Lines of data:
—————

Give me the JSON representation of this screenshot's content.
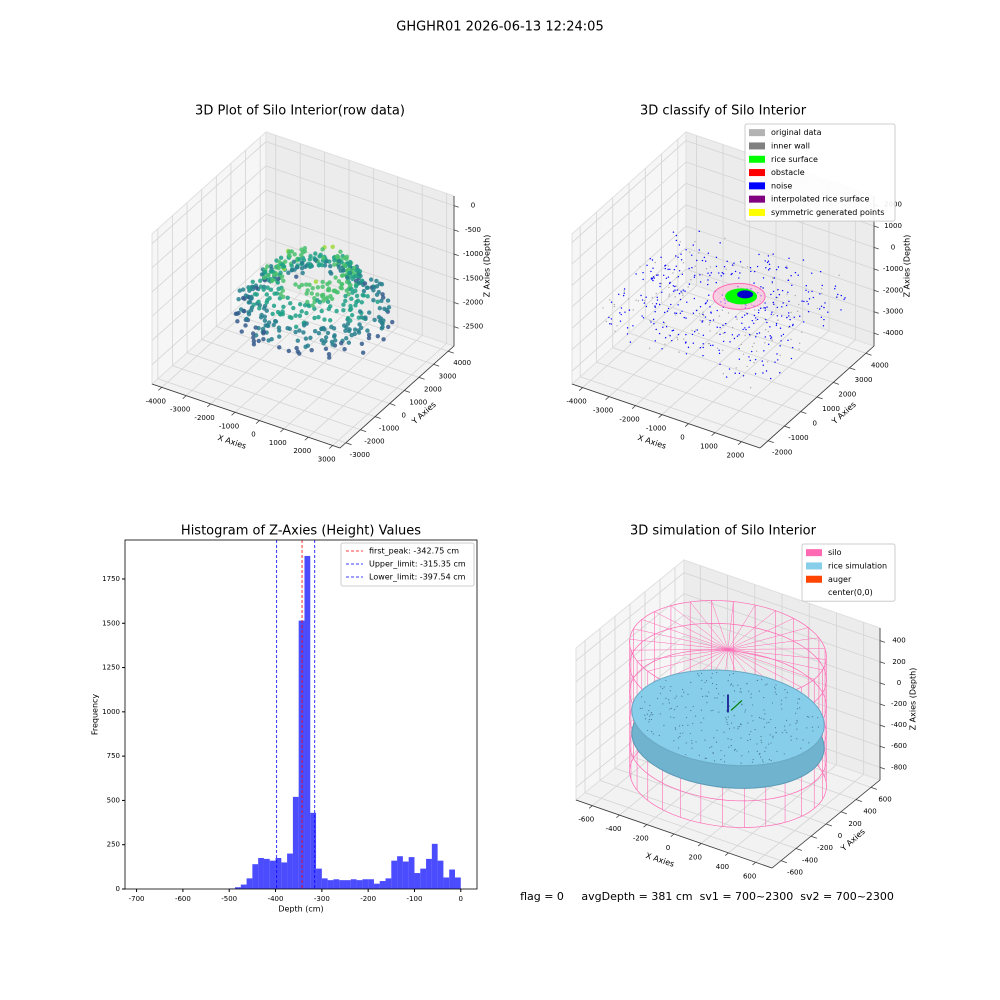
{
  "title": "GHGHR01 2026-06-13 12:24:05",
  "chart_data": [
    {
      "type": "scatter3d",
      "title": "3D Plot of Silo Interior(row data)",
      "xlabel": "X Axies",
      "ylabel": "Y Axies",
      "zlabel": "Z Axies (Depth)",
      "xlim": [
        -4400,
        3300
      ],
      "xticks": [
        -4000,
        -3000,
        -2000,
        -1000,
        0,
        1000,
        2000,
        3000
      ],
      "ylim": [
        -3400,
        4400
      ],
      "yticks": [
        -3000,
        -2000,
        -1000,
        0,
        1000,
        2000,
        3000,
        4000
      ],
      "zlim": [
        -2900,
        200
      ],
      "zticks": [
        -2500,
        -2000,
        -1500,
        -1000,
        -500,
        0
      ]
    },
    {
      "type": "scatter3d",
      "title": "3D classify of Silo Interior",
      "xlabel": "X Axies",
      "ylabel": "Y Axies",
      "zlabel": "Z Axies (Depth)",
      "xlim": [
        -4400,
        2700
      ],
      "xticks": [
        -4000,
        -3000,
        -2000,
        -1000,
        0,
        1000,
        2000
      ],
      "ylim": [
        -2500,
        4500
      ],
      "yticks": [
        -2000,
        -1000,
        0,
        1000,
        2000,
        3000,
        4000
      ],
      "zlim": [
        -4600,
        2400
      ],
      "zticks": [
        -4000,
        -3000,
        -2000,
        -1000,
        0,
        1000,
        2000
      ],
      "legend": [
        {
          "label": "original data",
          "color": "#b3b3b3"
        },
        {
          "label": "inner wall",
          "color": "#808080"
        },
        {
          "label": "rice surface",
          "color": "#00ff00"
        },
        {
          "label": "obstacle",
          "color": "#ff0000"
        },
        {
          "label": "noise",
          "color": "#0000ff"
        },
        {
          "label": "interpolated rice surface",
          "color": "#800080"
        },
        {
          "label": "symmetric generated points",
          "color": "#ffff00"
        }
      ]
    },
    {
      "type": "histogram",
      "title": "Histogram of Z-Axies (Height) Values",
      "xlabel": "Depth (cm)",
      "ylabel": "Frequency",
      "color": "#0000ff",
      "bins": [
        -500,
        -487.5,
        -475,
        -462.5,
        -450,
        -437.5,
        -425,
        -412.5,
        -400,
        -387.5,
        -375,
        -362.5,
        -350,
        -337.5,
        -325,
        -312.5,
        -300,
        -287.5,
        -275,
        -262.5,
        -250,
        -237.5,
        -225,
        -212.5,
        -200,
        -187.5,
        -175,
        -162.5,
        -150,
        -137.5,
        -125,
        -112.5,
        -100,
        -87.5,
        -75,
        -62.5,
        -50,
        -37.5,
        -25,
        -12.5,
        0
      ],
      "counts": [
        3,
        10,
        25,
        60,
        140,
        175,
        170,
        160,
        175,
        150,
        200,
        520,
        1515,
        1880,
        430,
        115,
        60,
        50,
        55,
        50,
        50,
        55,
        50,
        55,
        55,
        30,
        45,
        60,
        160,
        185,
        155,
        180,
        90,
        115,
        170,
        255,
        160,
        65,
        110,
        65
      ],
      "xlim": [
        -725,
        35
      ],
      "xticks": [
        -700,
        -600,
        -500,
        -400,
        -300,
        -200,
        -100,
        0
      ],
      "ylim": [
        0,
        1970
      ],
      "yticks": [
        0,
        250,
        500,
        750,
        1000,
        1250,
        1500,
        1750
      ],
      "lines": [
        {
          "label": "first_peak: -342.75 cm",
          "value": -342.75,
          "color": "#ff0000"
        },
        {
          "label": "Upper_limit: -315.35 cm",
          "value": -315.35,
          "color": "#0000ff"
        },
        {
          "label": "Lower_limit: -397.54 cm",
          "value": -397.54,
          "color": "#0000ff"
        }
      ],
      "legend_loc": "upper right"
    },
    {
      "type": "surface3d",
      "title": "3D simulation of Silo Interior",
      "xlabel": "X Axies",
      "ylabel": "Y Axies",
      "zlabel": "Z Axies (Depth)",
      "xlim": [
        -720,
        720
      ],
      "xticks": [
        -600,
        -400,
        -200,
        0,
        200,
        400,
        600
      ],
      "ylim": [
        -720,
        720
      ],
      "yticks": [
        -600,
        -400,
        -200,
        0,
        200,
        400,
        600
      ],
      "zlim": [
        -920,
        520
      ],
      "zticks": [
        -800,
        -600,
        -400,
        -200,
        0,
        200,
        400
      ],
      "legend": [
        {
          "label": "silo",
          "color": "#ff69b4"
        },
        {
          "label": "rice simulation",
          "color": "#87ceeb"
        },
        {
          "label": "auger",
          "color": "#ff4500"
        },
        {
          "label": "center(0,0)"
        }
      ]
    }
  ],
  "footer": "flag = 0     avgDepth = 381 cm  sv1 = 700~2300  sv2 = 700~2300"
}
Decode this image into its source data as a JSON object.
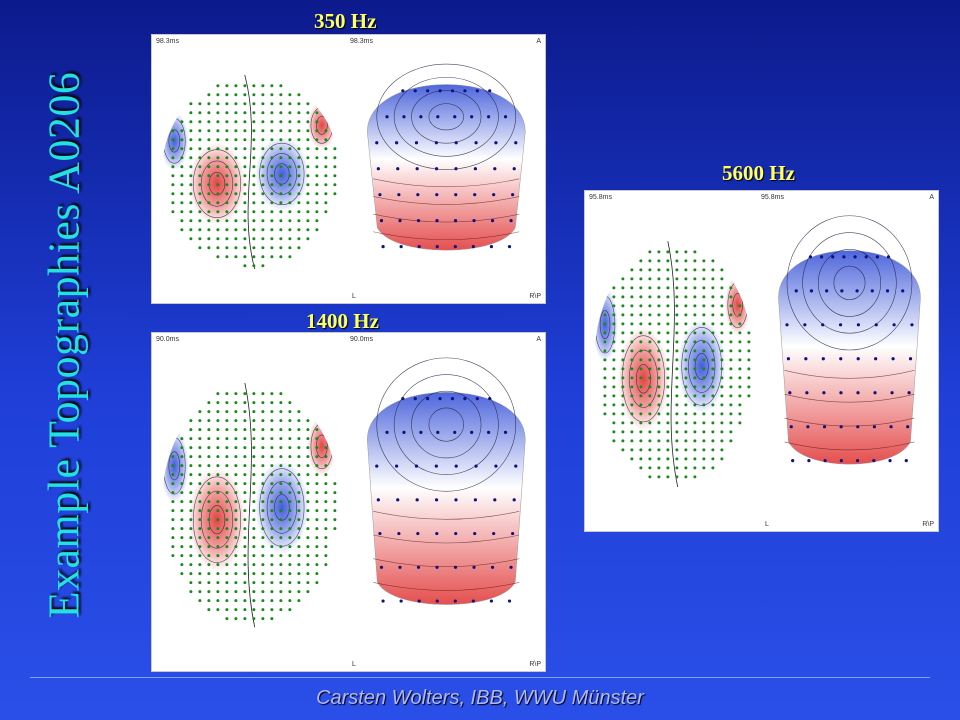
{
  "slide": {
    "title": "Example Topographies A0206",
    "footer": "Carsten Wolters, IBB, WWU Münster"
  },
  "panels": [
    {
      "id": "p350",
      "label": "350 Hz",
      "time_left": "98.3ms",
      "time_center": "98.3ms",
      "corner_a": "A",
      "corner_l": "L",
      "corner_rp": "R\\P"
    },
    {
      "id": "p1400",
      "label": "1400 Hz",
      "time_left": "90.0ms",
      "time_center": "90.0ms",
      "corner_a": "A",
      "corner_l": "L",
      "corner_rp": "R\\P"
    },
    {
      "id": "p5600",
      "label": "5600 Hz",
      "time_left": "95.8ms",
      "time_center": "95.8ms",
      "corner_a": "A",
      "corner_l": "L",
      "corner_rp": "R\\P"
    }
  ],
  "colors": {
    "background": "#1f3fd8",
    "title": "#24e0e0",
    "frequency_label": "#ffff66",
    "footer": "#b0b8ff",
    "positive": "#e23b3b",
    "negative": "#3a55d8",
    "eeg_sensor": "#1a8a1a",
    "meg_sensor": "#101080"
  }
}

—————

WORK TO BE COMPLETED – Copy each line that holds the word "rice".

COMPLETED EXERCISE –
          "label": "rice surface",
          "label": "interpolated rice surface",
          "label": "rice simulation",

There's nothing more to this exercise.